## Data for processing
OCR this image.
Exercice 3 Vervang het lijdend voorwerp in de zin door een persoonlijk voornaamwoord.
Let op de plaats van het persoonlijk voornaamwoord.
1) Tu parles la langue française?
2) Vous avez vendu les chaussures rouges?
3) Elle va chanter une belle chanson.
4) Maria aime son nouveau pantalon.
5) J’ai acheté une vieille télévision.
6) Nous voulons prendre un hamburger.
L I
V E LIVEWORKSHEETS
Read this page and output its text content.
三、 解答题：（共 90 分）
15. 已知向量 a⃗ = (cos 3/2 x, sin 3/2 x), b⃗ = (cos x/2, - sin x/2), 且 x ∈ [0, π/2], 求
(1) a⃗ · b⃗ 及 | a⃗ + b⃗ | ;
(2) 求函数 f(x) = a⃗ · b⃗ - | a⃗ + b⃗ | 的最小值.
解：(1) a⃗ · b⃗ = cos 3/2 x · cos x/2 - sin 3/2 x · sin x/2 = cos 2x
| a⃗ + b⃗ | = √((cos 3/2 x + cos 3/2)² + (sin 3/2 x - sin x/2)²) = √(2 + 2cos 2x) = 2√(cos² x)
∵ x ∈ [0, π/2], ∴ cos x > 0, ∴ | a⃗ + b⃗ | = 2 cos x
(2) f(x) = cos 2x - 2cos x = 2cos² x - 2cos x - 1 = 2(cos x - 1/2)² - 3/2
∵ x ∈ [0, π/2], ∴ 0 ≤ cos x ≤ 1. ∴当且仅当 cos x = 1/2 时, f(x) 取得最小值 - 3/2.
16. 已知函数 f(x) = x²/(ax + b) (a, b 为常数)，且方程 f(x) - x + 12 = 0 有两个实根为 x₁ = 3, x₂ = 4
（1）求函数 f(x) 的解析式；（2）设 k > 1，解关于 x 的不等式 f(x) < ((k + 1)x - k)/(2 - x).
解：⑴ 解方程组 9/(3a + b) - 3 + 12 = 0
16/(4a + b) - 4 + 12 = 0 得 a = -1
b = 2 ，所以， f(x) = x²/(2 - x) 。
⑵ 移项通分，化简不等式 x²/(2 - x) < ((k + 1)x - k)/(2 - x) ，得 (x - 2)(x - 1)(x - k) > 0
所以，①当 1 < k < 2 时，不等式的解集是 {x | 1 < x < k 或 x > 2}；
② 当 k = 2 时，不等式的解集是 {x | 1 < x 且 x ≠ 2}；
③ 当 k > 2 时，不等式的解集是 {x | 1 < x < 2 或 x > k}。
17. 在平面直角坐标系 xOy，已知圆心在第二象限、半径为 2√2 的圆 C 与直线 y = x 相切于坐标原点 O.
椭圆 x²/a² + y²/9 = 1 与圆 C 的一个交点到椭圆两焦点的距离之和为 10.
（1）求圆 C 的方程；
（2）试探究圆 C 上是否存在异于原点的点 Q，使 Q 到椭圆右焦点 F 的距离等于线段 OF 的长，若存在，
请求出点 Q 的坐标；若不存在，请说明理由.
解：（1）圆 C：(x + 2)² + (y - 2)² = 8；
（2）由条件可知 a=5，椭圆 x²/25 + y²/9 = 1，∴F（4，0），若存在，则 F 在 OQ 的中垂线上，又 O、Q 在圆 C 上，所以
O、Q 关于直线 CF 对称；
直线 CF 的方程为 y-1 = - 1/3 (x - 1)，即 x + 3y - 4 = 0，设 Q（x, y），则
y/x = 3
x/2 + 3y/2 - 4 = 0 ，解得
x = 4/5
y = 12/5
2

## Task requirements
From the records above, extract every entry exactly as given.

## Written response
OCR this image.
Exercice 3 Vervang het lijdend voorwerp in de zin door een persoonlijk voornaamwoord.
Let op de plaats van het persoonlijk voornaamwoord.
1) Tu parles la langue française?
2) Vous avez vendu les chaussures rouges?
3) Elle va chanter une belle chanson.
4) Maria aime son nouveau pantalon.
5) J’ai acheté une vieille télévision.
6) Nous voulons prendre un hamburger.
L I
V E LIVEWORKSHEETS
Read this page and output its text content.
三、 解答题：（共 90 分）
15. 已知向量 a⃗ = (cos 3/2 x, sin 3/2 x), b⃗ = (cos x/2, - sin x/2), 且 x ∈ [0, π/2], 求
(1) a⃗ · b⃗ 及 | a⃗ + b⃗ | ;
(2) 求函数 f(x) = a⃗ · b⃗ - | a⃗ + b⃗ | 的最小值.
解：(1) a⃗ · b⃗ = cos 3/2 x · cos x/2 - sin 3/2 x · sin x/2 = cos 2x
| a⃗ + b⃗ | = √((cos 3/2 x + cos 3/2)² + (sin 3/2 x - sin x/2)²) = √(2 + 2cos 2x) = 2√(cos² x)
∵ x ∈ [0, π/2], ∴ cos x > 0, ∴ | a⃗ + b⃗ | = 2 cos x
(2) f(x) = cos 2x - 2cos x = 2cos² x - 2cos x - 1 = 2(cos x - 1/2)² - 3/2
∵ x ∈ [0, π/2], ∴ 0 ≤ cos x ≤ 1. ∴当且仅当 cos x = 1/2 时, f(x) 取得最小值 - 3/2.
16. 已知函数 f(x) = x²/(ax + b) (a, b 为常数)，且方程 f(x) - x + 12 = 0 有两个实根为 x₁ = 3, x₂ = 4
（1）求函数 f(x) 的解析式；（2）设 k > 1，解关于 x 的不等式 f(x) < ((k + 1)x - k)/(2 - x).
解：⑴ 解方程组 9/(3a + b) - 3 + 12 = 0
16/(4a + b) - 4 + 12 = 0 得 a = -1
b = 2 ，所以， f(x) = x²/(2 - x) 。
⑵ 移项通分，化简不等式 x²/(2 - x) < ((k + 1)x - k)/(2 - x) ，得 (x - 2)(x - 1)(x - k) > 0
所以，①当 1 < k < 2 时，不等式的解集是 {x | 1 < x < k 或 x > 2}；
② 当 k = 2 时，不等式的解集是 {x | 1 < x 且 x ≠ 2}；
③ 当 k > 2 时，不等式的解集是 {x | 1 < x < 2 或 x > k}。
17. 在平面直角坐标系 xOy，已知圆心在第二象限、半径为 2√2 的圆 C 与直线 y = x 相切于坐标原点 O.
椭圆 x²/a² + y²/9 = 1 与圆 C 的一个交点到椭圆两焦点的距离之和为 10.
（1）求圆 C 的方程；
（2）试探究圆 C 上是否存在异于原点的点 Q，使 Q 到椭圆右焦点 F 的距离等于线段 OF 的长，若存在，
请求出点 Q 的坐标；若不存在，请说明理由.
解：（1）圆 C：(x + 2)² + (y - 2)² = 8；
（2）由条件可知 a=5，椭圆 x²/25 + y²/9 = 1，∴F（4，0），若存在，则 F 在 OQ 的中垂线上，又 O、Q 在圆 C 上，所以
O、Q 关于直线 CF 对称；
直线 CF 的方程为 y-1 = - 1/3 (x - 1)，即 x + 3y - 4 = 0，设 Q（x, y），则
y/x = 3
x/2 + 3y/2 - 4 = 0 ，解得
x = 4/5
y = 12/5
2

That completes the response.